Task description → Pick out each line with the word "title" from the material that follows.

(Items from a dataset)

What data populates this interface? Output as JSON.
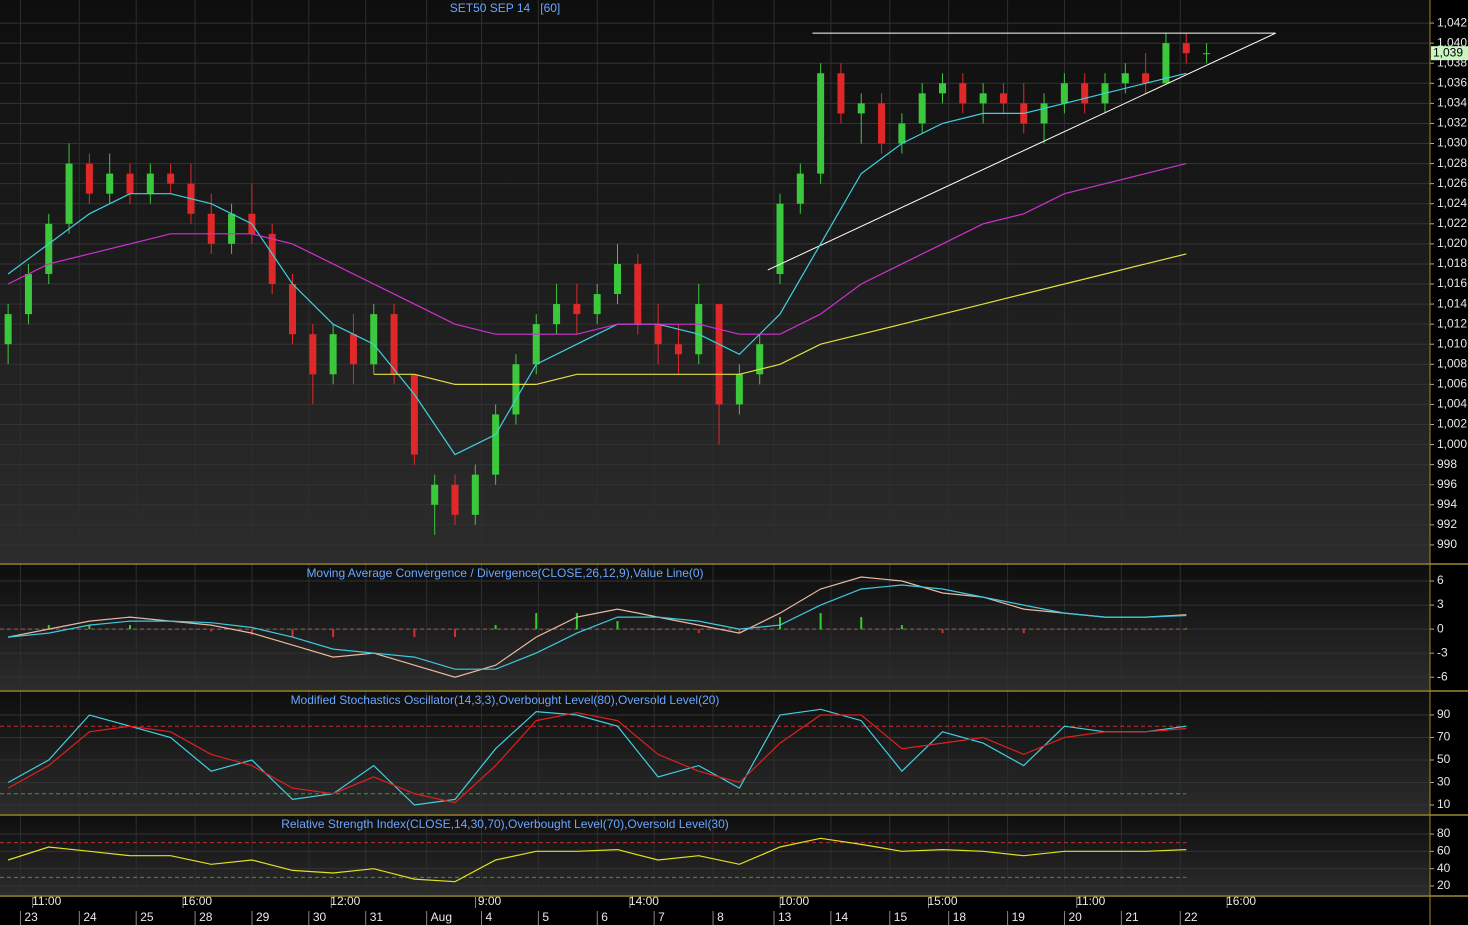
{
  "chart_data": [
    {
      "type": "candlestick",
      "title": "SET50 SEP 14   [60]",
      "grid": true,
      "xlim": [
        -0.4,
        70
      ],
      "ylim": [
        988.2,
        1044.3
      ],
      "yticks": [
        990,
        992,
        994,
        996,
        998,
        {
          "value": 1000,
          "label": "1,000"
        },
        {
          "value": 1002,
          "label": "1,002"
        },
        {
          "value": 1004,
          "label": "1,004"
        },
        {
          "value": 1006,
          "label": "1,006"
        },
        {
          "value": 1008,
          "label": "1,008"
        },
        {
          "value": 1010,
          "label": "1,010"
        },
        {
          "value": 1012,
          "label": "1,012"
        },
        {
          "value": 1014,
          "label": "1,014"
        },
        {
          "value": 1016,
          "label": "1,016"
        },
        {
          "value": 1018,
          "label": "1,018"
        },
        {
          "value": 1020,
          "label": "1,020"
        },
        {
          "value": 1022,
          "label": "1,022"
        },
        {
          "value": 1024,
          "label": "1,024"
        },
        {
          "value": 1026,
          "label": "1,026"
        },
        {
          "value": 1028,
          "label": "1,028"
        },
        {
          "value": 1030,
          "label": "1,030"
        },
        {
          "value": 1032,
          "label": "1,032"
        },
        {
          "value": 1034,
          "label": "1,034"
        },
        {
          "value": 1036,
          "label": "1,036"
        },
        {
          "value": 1038,
          "label": "1,038"
        },
        {
          "value": 1040,
          "label": "1,040"
        },
        {
          "value": 1042,
          "label": "1,042"
        }
      ],
      "xticks": [
        {
          "value": 1.9,
          "label": "11:00"
        },
        {
          "value": 9.3,
          "label": "16:00"
        },
        {
          "value": 16.6,
          "label": "12:00"
        },
        {
          "value": 23.7,
          "label": "9:00"
        },
        {
          "value": 31.3,
          "label": "14:00"
        },
        {
          "value": 38.7,
          "label": "10:00"
        },
        {
          "value": 46,
          "label": "15:00"
        },
        {
          "value": 53.3,
          "label": "11:00"
        },
        {
          "value": 60.7,
          "label": "16:00"
        }
      ],
      "date_ticks": [
        {
          "value": 0.9,
          "label": "23"
        },
        {
          "value": 3.8,
          "label": "24"
        },
        {
          "value": 6.6,
          "label": "25"
        },
        {
          "value": 9.5,
          "label": "28"
        },
        {
          "value": 12.3,
          "label": "29"
        },
        {
          "value": 15.1,
          "label": "30"
        },
        {
          "value": 17.9,
          "label": "31"
        },
        {
          "value": 20.9,
          "label": "Aug"
        },
        {
          "value": 23.6,
          "label": "4"
        },
        {
          "value": 26.4,
          "label": "5"
        },
        {
          "value": 29.3,
          "label": "6"
        },
        {
          "value": 32.1,
          "label": "7"
        },
        {
          "value": 35,
          "label": "8"
        },
        {
          "value": 38,
          "label": "13"
        },
        {
          "value": 40.8,
          "label": "14"
        },
        {
          "value": 43.7,
          "label": "15"
        },
        {
          "value": 46.6,
          "label": "18"
        },
        {
          "value": 49.5,
          "label": "19"
        },
        {
          "value": 52.3,
          "label": "20"
        },
        {
          "value": 55.1,
          "label": "21"
        },
        {
          "value": 58,
          "label": "22"
        }
      ],
      "up_color": "#3cc83c",
      "down_color": "#e02828",
      "candles": {
        "x": [
          0,
          1,
          2,
          3,
          4,
          5,
          6,
          7,
          8,
          9,
          10,
          11,
          12,
          13,
          14,
          15,
          16,
          17,
          18,
          19,
          20,
          21,
          22,
          23,
          24,
          25,
          26,
          27,
          28,
          29,
          30,
          31,
          32,
          33,
          34,
          35,
          36,
          37,
          38,
          39,
          40,
          41,
          42,
          43,
          44,
          45,
          46,
          47,
          48,
          49,
          50,
          51,
          52,
          53,
          54,
          55,
          56,
          57,
          58,
          59
        ],
        "open": [
          1010,
          1013,
          1017,
          1022,
          1028,
          1025,
          1027,
          1025,
          1027,
          1026,
          1023,
          1020,
          1023,
          1021,
          1016,
          1011,
          1007,
          1011,
          1008,
          1013,
          1007,
          994,
          996,
          993,
          997,
          1003,
          1008,
          1012,
          1014,
          1013,
          1015,
          1018,
          1012,
          1010,
          1009,
          1014,
          1004,
          1007,
          1017,
          1024,
          1027,
          1037,
          1033,
          1034,
          1030,
          1032,
          1035,
          1036,
          1034,
          1035,
          1034,
          1032,
          1034,
          1036,
          1034,
          1036,
          1037,
          1036,
          1040,
          1039
        ],
        "high": [
          1014,
          1018,
          1023,
          1030,
          1029,
          1029,
          1028,
          1028,
          1028,
          1028,
          1025,
          1024,
          1026,
          1022,
          1017,
          1012,
          1012,
          1013,
          1014,
          1014,
          1007,
          997,
          997,
          998,
          1004,
          1009,
          1013,
          1016,
          1016,
          1016,
          1020,
          1019,
          1014,
          1012,
          1016,
          1014,
          1008,
          1011,
          1025,
          1028,
          1038,
          1038,
          1035,
          1035,
          1033,
          1036,
          1037,
          1037,
          1036,
          1036,
          1036,
          1035,
          1037,
          1037,
          1037,
          1038,
          1039,
          1041,
          1041,
          1040
        ],
        "low": [
          1008,
          1012,
          1016,
          1021,
          1024,
          1024,
          1024,
          1024,
          1025,
          1022,
          1019,
          1019,
          1020,
          1015,
          1010,
          1004,
          1006,
          1006,
          1007,
          1006,
          998,
          991,
          992,
          992,
          996,
          1002,
          1007,
          1011,
          1011,
          1012,
          1014,
          1011,
          1008,
          1007,
          1008,
          1000,
          1003,
          1006,
          1016,
          1023,
          1026,
          1032,
          1030,
          1029,
          1029,
          1031,
          1034,
          1033,
          1032,
          1033,
          1031,
          1030,
          1033,
          1033,
          1033,
          1035,
          1035,
          1036,
          1038,
          1038
        ],
        "close": [
          1013,
          1017,
          1022,
          1028,
          1025,
          1027,
          1025,
          1027,
          1026,
          1023,
          1020,
          1023,
          1021,
          1016,
          1011,
          1007,
          1011,
          1008,
          1013,
          1007,
          999,
          996,
          993,
          997,
          1003,
          1008,
          1012,
          1014,
          1013,
          1015,
          1018,
          1012,
          1010,
          1009,
          1014,
          1004,
          1007,
          1010,
          1024,
          1027,
          1037,
          1033,
          1034,
          1030,
          1032,
          1035,
          1036,
          1034,
          1035,
          1034,
          1032,
          1034,
          1036,
          1034,
          1036,
          1037,
          1036,
          1040,
          1039,
          1039
        ]
      },
      "x": [
        0,
        2,
        4,
        6,
        8,
        10,
        12,
        14,
        16,
        18,
        20,
        22,
        24,
        26,
        28,
        30,
        32,
        34,
        36,
        38,
        40,
        42,
        44,
        46,
        48,
        50,
        52,
        54,
        56,
        58
      ],
      "series": [
        {
          "color": "#40d0e0",
          "values": [
            1017,
            1020,
            1023,
            1025,
            1025,
            1024,
            1022,
            1016,
            1012,
            1010,
            1005,
            999,
            1001,
            1008,
            1010,
            1012,
            1012,
            1011,
            1009,
            1013,
            1020,
            1027,
            1030,
            1032,
            1033,
            1033,
            1034,
            1035,
            1036,
            1037
          ]
        },
        {
          "color": "#d030d0",
          "values": [
            1016,
            1018,
            1019,
            1020,
            1021,
            1021,
            1021,
            1020,
            1018,
            1016,
            1014,
            1012,
            1011,
            1011,
            1011,
            1012,
            1012,
            1012,
            1011,
            1011,
            1013,
            1016,
            1018,
            1020,
            1022,
            1023,
            1025,
            1026,
            1027,
            1028
          ]
        },
        {
          "color": "#e0e040",
          "values": [
            null,
            null,
            null,
            null,
            null,
            null,
            null,
            null,
            null,
            1007,
            1007,
            1006,
            1006,
            1006,
            1007,
            1007,
            1007,
            1007,
            1007,
            1008,
            1010,
            1011,
            1012,
            1013,
            1014,
            1015,
            1016,
            1017,
            1018,
            1019
          ]
        }
      ],
      "trendlines": [
        {
          "color": "#ffffff",
          "x": [
            39.6,
            62.4
          ],
          "y": [
            1041,
            1041
          ]
        },
        {
          "color": "#ffffff",
          "x": [
            37.4,
            62.4
          ],
          "y": [
            1017.4,
            1041
          ]
        }
      ],
      "last_price": {
        "value": 1039,
        "label": "1,039",
        "color": "#c8f5c0"
      }
    },
    {
      "type": "line",
      "title": "Moving Average Convergence / Divergence(CLOSE,26,12,9),Value Line(0)",
      "grid": true,
      "ylim": [
        -7.6,
        8
      ],
      "yticks": [
        -6,
        -3,
        0,
        3,
        6
      ],
      "levels": [
        {
          "value": 0,
          "color": "#a06050"
        }
      ],
      "x": [
        0,
        2,
        4,
        6,
        8,
        10,
        12,
        14,
        16,
        18,
        20,
        22,
        24,
        26,
        28,
        30,
        32,
        34,
        36,
        38,
        40,
        42,
        44,
        46,
        48,
        50,
        52,
        54,
        56,
        58
      ],
      "histogram": {
        "colors": [
          "#30d030",
          "#d03030"
        ],
        "values": [
          0,
          0.5,
          0.5,
          0.5,
          0,
          -0.3,
          -0.7,
          -1,
          -1,
          0,
          -1,
          -1,
          0.5,
          2,
          2,
          1,
          0,
          -0.5,
          -0.5,
          1.5,
          2,
          1.5,
          0.5,
          -0.5,
          0,
          -0.5,
          0,
          0,
          0,
          0.1
        ]
      },
      "series": [
        {
          "color": "#e8b8a0",
          "values": [
            -1,
            0,
            1,
            1.5,
            1,
            0.5,
            -0.5,
            -2,
            -3.5,
            -3,
            -4.5,
            -6,
            -4.5,
            -1,
            1.5,
            2.5,
            1.5,
            0.5,
            -0.5,
            2,
            5,
            6.5,
            6,
            4.5,
            4,
            2.5,
            2,
            1.5,
            1.5,
            1.8
          ]
        },
        {
          "color": "#40c8e0",
          "values": [
            -1,
            -0.5,
            0.5,
            1,
            1,
            0.8,
            0.2,
            -1,
            -2.5,
            -3,
            -3.5,
            -5,
            -5,
            -3,
            -0.5,
            1.5,
            1.5,
            1,
            0,
            0.5,
            3,
            5,
            5.5,
            5,
            4,
            3,
            2,
            1.5,
            1.5,
            1.7
          ]
        }
      ]
    },
    {
      "type": "line",
      "title": "Modified Stochastics Oscillator(14,3,3),Overbought Level(80),Oversold Level(20)",
      "grid": true,
      "ylim": [
        2,
        110.4
      ],
      "yticks": [
        10,
        30,
        50,
        70,
        90
      ],
      "levels": [
        {
          "value": 80,
          "color": "#c03030"
        },
        {
          "value": 20,
          "color": "#30a030"
        }
      ],
      "x": [
        0,
        2,
        4,
        6,
        8,
        10,
        12,
        14,
        16,
        18,
        20,
        22,
        24,
        26,
        28,
        30,
        32,
        34,
        36,
        38,
        40,
        42,
        44,
        46,
        48,
        50,
        52,
        54,
        56,
        58
      ],
      "series": [
        {
          "color": "#40d0e0",
          "values": [
            30,
            50,
            90,
            80,
            70,
            40,
            50,
            15,
            20,
            45,
            10,
            15,
            60,
            93,
            90,
            80,
            35,
            45,
            25,
            90,
            95,
            85,
            40,
            75,
            65,
            45,
            80,
            75,
            75,
            80
          ]
        },
        {
          "color": "#e02020",
          "values": [
            25,
            45,
            75,
            80,
            75,
            55,
            45,
            25,
            20,
            35,
            20,
            12,
            45,
            85,
            92,
            85,
            55,
            40,
            30,
            65,
            90,
            90,
            60,
            65,
            70,
            55,
            70,
            75,
            75,
            78
          ]
        }
      ]
    },
    {
      "type": "line",
      "title": "Relative Strength Index(CLOSE,14,30,70),Overbought Level(70),Oversold Level(30)",
      "grid": true,
      "ylim": [
        9.6,
        100.8
      ],
      "yticks": [
        20,
        40,
        60,
        80
      ],
      "levels": [
        {
          "value": 70,
          "color": "#c03030"
        },
        {
          "value": 30,
          "color": "#30a030"
        }
      ],
      "x": [
        0,
        2,
        4,
        6,
        8,
        10,
        12,
        14,
        16,
        18,
        20,
        22,
        24,
        26,
        28,
        30,
        32,
        34,
        36,
        38,
        40,
        42,
        44,
        46,
        48,
        50,
        52,
        54,
        56,
        58
      ],
      "series": [
        {
          "color": "#e0e020",
          "values": [
            50,
            65,
            60,
            55,
            55,
            45,
            50,
            38,
            35,
            40,
            28,
            25,
            50,
            60,
            60,
            62,
            50,
            55,
            45,
            65,
            75,
            68,
            60,
            62,
            60,
            55,
            60,
            60,
            60,
            62
          ]
        }
      ]
    }
  ]
}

Solution below →
      "title": "SET50 SEP 14   [60]",
      "title": "Moving Average Convergence / Divergence(CLOSE,26,12,9),Value Line(0)",
      "title": "Modified Stochastics Oscillator(14,3,3),Overbought Level(80),Oversold Level(20)",
      "title": "Relative Strength Index(CLOSE,14,30,70),Overbought Level(70),Oversold Level(30)",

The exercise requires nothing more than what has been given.